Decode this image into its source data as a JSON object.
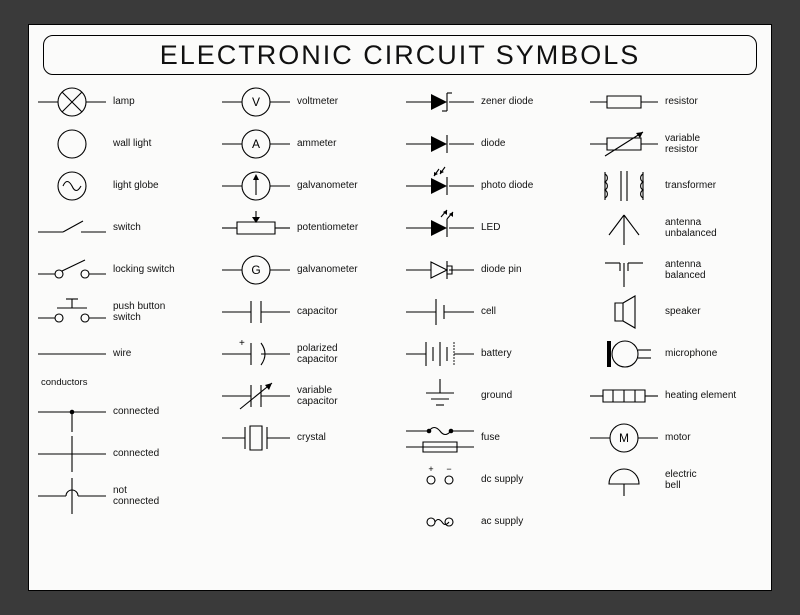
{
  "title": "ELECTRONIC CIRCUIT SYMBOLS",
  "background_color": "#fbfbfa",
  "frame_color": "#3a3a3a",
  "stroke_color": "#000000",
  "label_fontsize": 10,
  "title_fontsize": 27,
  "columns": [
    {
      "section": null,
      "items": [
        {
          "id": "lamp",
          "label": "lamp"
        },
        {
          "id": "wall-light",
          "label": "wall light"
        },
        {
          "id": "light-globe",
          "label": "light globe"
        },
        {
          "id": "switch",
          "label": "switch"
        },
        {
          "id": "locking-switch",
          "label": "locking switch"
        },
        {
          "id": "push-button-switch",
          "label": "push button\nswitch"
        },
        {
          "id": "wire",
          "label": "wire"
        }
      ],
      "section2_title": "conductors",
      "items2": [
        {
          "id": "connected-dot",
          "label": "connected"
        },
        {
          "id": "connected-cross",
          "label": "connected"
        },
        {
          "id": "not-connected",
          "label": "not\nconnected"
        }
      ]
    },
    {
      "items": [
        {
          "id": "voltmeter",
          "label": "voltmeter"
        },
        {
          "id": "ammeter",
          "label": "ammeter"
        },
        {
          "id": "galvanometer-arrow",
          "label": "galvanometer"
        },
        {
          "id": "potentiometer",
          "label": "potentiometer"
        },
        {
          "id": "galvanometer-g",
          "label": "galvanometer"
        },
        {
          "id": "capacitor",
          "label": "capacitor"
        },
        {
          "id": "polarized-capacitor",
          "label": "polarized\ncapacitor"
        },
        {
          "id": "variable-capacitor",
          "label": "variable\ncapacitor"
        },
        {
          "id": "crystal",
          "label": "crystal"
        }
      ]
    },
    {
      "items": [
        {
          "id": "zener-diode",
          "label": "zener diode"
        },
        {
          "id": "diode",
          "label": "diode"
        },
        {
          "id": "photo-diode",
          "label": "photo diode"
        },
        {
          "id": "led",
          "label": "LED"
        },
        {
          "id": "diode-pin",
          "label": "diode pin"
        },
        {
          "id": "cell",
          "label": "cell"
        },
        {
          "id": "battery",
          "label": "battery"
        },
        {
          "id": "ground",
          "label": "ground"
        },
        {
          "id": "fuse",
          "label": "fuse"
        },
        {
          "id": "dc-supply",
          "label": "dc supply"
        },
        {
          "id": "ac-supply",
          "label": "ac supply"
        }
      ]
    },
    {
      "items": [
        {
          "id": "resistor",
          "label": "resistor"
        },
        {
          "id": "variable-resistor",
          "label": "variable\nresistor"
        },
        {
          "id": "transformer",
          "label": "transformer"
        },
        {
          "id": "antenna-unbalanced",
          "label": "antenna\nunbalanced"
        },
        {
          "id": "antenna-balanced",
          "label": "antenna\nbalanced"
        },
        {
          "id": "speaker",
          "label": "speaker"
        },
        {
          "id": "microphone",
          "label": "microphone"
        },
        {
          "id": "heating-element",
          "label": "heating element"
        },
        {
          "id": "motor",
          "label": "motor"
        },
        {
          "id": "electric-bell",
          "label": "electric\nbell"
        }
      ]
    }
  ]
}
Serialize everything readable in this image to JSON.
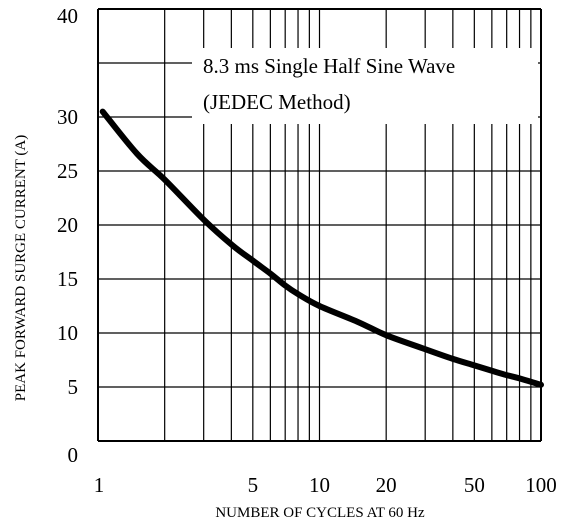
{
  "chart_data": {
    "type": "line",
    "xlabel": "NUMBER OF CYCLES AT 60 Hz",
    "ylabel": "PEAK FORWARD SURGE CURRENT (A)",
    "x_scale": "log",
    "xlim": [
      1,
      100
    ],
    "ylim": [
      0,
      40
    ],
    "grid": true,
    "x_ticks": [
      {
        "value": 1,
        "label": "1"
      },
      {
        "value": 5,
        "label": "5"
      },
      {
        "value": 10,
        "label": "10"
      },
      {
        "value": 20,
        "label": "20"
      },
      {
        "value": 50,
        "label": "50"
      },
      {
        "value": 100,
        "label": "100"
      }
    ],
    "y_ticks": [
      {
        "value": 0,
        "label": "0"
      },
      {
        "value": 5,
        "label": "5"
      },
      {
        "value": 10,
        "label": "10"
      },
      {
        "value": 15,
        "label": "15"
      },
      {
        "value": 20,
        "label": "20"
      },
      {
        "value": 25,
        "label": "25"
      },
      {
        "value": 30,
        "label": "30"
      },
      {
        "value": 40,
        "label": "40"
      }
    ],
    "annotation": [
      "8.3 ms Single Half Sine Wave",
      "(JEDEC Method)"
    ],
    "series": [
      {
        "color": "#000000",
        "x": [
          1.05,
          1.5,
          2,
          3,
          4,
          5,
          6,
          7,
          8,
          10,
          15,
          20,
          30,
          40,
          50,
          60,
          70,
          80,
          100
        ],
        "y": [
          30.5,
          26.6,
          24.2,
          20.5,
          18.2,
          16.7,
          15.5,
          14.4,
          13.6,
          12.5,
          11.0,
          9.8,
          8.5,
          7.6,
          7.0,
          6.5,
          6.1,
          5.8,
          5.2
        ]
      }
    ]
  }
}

◆ EXERCISE DESCRIPTION:
From the material above, reproduce everything verbatim except the pictures.

◆ PROBLEM SOLUTION:
Decode this image into its source data as a JSON object.
{
  "title": "ELECTRONIC CIRCUIT SYMBOLS",
  "background_color": "#fbfbfa",
  "frame_color": "#3a3a3a",
  "stroke_color": "#000000",
  "label_fontsize": 10,
  "title_fontsize": 27,
  "columns": [
    {
      "section": null,
      "items": [
        {
          "id": "lamp",
          "label": "lamp"
        },
        {
          "id": "wall-light",
          "label": "wall light"
        },
        {
          "id": "light-globe",
          "label": "light globe"
        },
        {
          "id": "switch",
          "label": "switch"
        },
        {
          "id": "locking-switch",
          "label": "locking switch"
        },
        {
          "id": "push-button-switch",
          "label": "push button\nswitch"
        },
        {
          "id": "wire",
          "label": "wire"
        }
      ],
      "section2_title": "conductors",
      "items2": [
        {
          "id": "connected-dot",
          "label": "connected"
        },
        {
          "id": "connected-cross",
          "label": "connected"
        },
        {
          "id": "not-connected",
          "label": "not\nconnected"
        }
      ]
    },
    {
      "items": [
        {
          "id": "voltmeter",
          "label": "voltmeter"
        },
        {
          "id": "ammeter",
          "label": "ammeter"
        },
        {
          "id": "galvanometer-arrow",
          "label": "galvanometer"
        },
        {
          "id": "potentiometer",
          "label": "potentiometer"
        },
        {
          "id": "galvanometer-g",
          "label": "galvanometer"
        },
        {
          "id": "capacitor",
          "label": "capacitor"
        },
        {
          "id": "polarized-capacitor",
          "label": "polarized\ncapacitor"
        },
        {
          "id": "variable-capacitor",
          "label": "variable\ncapacitor"
        },
        {
          "id": "crystal",
          "label": "crystal"
        }
      ]
    },
    {
      "items": [
        {
          "id": "zener-diode",
          "label": "zener diode"
        },
        {
          "id": "diode",
          "label": "diode"
        },
        {
          "id": "photo-diode",
          "label": "photo diode"
        },
        {
          "id": "led",
          "label": "LED"
        },
        {
          "id": "diode-pin",
          "label": "diode pin"
        },
        {
          "id": "cell",
          "label": "cell"
        },
        {
          "id": "battery",
          "label": "battery"
        },
        {
          "id": "ground",
          "label": "ground"
        },
        {
          "id": "fuse",
          "label": "fuse"
        },
        {
          "id": "dc-supply",
          "label": "dc supply"
        },
        {
          "id": "ac-supply",
          "label": "ac supply"
        }
      ]
    },
    {
      "items": [
        {
          "id": "resistor",
          "label": "resistor"
        },
        {
          "id": "variable-resistor",
          "label": "variable\nresistor"
        },
        {
          "id": "transformer",
          "label": "transformer"
        },
        {
          "id": "antenna-unbalanced",
          "label": "antenna\nunbalanced"
        },
        {
          "id": "antenna-balanced",
          "label": "antenna\nbalanced"
        },
        {
          "id": "speaker",
          "label": "speaker"
        },
        {
          "id": "microphone",
          "label": "microphone"
        },
        {
          "id": "heating-element",
          "label": "heating element"
        },
        {
          "id": "motor",
          "label": "motor"
        },
        {
          "id": "electric-bell",
          "label": "electric\nbell"
        }
      ]
    }
  ]
}
Serialize everything readable in this image to JSON.
{
  "chart_data": {
    "type": "line",
    "xlabel": "NUMBER OF CYCLES AT 60 Hz",
    "ylabel": "PEAK FORWARD SURGE CURRENT (A)",
    "x_scale": "log",
    "xlim": [
      1,
      100
    ],
    "ylim": [
      0,
      40
    ],
    "grid": true,
    "x_ticks": [
      {
        "value": 1,
        "label": "1"
      },
      {
        "value": 5,
        "label": "5"
      },
      {
        "value": 10,
        "label": "10"
      },
      {
        "value": 20,
        "label": "20"
      },
      {
        "value": 50,
        "label": "50"
      },
      {
        "value": 100,
        "label": "100"
      }
    ],
    "y_ticks": [
      {
        "value": 0,
        "label": "0"
      },
      {
        "value": 5,
        "label": "5"
      },
      {
        "value": 10,
        "label": "10"
      },
      {
        "value": 15,
        "label": "15"
      },
      {
        "value": 20,
        "label": "20"
      },
      {
        "value": 25,
        "label": "25"
      },
      {
        "value": 30,
        "label": "30"
      },
      {
        "value": 40,
        "label": "40"
      }
    ],
    "annotation": [
      "8.3 ms Single Half Sine Wave",
      "(JEDEC Method)"
    ],
    "series": [
      {
        "color": "#000000",
        "x": [
          1.05,
          1.5,
          2,
          3,
          4,
          5,
          6,
          7,
          8,
          10,
          15,
          20,
          30,
          40,
          50,
          60,
          70,
          80,
          100
        ],
        "y": [
          30.5,
          26.6,
          24.2,
          20.5,
          18.2,
          16.7,
          15.5,
          14.4,
          13.6,
          12.5,
          11.0,
          9.8,
          8.5,
          7.6,
          7.0,
          6.5,
          6.1,
          5.8,
          5.2
        ]
      }
    ]
  }
}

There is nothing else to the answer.